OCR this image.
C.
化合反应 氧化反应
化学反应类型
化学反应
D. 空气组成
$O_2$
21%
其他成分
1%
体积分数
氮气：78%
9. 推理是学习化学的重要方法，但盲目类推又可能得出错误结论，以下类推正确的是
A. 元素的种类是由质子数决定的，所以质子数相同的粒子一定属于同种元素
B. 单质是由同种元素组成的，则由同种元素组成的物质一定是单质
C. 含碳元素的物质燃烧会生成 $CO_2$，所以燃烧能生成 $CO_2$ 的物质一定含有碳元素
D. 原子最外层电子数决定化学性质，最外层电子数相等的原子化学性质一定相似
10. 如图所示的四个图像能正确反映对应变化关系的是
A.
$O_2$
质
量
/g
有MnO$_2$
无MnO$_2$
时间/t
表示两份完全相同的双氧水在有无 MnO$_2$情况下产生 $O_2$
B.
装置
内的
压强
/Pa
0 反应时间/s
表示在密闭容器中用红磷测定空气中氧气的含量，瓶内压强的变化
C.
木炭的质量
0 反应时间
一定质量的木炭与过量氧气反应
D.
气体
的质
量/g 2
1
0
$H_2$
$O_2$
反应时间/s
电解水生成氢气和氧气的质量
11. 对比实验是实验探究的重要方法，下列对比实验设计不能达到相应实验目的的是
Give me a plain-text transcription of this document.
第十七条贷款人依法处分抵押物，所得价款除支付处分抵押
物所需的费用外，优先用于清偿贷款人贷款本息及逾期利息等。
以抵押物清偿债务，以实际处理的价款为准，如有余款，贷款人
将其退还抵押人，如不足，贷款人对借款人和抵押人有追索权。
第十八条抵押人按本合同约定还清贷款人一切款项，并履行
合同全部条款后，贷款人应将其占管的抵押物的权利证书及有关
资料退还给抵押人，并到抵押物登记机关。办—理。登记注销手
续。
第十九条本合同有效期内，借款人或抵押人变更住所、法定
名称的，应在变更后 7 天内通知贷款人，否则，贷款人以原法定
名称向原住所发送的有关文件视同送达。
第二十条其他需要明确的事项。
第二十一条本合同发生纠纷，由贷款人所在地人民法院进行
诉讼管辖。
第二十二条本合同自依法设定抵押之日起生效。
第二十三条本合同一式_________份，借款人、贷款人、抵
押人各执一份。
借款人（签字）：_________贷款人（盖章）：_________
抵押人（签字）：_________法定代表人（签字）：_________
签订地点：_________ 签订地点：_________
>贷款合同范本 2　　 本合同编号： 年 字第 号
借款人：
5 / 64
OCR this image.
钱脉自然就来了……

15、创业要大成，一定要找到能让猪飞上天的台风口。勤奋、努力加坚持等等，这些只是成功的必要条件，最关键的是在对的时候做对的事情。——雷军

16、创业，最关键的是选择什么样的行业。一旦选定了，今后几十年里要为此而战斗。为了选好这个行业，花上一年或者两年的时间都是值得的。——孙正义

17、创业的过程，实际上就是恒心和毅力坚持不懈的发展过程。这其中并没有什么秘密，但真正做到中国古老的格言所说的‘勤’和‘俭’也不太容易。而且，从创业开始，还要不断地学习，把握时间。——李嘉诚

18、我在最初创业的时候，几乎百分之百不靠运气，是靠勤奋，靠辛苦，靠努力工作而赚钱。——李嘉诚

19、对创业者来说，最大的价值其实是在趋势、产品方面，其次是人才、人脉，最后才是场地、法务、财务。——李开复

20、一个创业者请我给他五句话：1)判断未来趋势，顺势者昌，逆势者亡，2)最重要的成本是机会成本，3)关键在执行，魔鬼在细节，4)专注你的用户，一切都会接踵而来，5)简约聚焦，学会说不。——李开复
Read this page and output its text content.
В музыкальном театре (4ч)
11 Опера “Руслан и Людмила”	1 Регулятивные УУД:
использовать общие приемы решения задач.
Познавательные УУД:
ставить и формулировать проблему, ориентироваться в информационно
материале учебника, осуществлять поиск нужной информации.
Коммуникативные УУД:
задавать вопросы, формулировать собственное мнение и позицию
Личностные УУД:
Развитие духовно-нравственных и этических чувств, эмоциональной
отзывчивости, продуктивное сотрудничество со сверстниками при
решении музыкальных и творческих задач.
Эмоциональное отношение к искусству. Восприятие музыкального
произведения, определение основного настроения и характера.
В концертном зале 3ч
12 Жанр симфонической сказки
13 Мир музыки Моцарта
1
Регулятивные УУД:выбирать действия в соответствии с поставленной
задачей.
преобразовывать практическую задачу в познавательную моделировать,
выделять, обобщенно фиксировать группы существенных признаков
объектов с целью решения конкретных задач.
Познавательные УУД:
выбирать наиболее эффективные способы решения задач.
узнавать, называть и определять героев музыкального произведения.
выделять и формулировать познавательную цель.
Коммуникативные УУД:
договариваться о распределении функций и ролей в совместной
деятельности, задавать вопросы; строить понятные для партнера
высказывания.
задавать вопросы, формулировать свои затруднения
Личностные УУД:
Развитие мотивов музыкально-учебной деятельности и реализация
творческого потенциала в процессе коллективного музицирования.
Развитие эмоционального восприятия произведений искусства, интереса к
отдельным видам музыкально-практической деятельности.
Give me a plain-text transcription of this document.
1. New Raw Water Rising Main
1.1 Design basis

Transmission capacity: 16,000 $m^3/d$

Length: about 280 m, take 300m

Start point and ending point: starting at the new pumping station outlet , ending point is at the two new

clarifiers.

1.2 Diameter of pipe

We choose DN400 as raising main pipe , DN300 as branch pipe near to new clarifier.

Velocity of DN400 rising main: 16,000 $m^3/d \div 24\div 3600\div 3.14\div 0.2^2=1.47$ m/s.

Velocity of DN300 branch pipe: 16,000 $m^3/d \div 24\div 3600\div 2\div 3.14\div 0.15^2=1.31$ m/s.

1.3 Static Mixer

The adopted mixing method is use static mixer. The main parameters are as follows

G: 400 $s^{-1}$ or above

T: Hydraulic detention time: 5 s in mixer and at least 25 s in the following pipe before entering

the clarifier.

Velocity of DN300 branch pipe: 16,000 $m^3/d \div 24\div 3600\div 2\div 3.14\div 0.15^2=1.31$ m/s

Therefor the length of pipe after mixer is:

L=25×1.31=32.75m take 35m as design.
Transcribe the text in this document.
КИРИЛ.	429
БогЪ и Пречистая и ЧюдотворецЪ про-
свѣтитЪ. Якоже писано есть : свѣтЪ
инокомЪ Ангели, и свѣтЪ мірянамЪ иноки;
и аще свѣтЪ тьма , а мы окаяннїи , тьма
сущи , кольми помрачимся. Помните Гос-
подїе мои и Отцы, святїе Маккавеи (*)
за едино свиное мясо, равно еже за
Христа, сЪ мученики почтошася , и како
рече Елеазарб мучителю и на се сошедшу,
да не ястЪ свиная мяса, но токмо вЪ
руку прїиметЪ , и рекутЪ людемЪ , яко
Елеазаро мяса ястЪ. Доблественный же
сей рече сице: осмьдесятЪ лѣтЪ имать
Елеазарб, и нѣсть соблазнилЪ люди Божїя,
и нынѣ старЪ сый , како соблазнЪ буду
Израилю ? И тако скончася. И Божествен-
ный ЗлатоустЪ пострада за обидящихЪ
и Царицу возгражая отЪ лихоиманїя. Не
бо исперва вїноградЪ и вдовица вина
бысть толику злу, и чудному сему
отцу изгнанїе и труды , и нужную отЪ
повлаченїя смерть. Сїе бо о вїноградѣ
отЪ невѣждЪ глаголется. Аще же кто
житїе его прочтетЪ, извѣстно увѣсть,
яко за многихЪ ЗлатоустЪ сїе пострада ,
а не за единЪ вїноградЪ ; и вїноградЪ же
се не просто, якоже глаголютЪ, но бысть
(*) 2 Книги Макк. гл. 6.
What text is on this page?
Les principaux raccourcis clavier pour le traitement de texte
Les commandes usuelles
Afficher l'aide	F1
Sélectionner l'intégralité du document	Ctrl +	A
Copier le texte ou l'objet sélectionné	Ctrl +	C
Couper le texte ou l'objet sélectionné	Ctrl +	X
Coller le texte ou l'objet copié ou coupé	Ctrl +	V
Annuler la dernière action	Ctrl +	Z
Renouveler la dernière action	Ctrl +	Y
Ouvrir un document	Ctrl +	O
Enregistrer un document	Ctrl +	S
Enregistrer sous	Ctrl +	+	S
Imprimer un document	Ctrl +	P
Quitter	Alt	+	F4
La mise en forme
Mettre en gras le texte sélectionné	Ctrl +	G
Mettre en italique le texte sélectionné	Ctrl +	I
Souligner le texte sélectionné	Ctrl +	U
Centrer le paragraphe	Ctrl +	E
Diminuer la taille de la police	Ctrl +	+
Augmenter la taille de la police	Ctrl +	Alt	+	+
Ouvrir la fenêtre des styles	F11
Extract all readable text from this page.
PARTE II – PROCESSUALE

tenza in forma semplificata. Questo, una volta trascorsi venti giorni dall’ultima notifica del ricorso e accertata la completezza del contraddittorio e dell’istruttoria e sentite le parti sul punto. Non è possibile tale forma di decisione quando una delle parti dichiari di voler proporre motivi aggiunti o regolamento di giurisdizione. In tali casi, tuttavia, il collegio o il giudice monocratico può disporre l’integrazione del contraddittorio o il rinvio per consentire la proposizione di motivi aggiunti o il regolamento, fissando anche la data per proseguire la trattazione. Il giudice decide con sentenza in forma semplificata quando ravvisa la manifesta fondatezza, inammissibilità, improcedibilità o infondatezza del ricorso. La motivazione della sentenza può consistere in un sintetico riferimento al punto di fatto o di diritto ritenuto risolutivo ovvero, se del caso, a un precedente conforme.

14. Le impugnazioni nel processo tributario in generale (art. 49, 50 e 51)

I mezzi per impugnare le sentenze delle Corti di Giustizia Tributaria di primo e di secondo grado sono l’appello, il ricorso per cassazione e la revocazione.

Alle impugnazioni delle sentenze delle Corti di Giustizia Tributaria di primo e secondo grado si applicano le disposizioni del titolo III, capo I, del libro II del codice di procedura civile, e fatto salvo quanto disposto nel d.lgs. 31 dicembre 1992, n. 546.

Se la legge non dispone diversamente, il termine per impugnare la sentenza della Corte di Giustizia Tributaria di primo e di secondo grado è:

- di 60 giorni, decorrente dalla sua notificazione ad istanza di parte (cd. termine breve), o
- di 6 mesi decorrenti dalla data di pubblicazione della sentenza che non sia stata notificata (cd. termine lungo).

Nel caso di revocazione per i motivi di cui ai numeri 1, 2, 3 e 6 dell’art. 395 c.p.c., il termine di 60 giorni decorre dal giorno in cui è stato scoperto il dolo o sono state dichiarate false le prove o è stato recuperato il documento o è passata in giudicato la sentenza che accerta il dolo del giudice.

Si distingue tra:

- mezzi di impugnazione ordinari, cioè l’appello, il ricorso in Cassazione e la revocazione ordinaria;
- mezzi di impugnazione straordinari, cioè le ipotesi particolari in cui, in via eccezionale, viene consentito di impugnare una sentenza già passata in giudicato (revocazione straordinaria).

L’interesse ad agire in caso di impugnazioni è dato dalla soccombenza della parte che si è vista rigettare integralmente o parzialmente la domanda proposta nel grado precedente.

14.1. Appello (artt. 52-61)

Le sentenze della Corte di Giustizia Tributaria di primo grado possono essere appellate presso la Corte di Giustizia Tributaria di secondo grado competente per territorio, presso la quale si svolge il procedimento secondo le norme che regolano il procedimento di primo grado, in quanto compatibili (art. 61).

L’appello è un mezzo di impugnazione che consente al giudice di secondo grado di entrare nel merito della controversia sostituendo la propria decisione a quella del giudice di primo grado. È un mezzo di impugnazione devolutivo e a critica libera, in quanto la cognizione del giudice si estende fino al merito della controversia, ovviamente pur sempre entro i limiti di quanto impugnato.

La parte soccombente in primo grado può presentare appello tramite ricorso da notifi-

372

____

> _Written problem_: Copy all lines above containing the string "познавательную".

> _Answer below_:
преобразовывать практическую задачу в познавательную моделировать,
выделять и формулировать познавательную цель.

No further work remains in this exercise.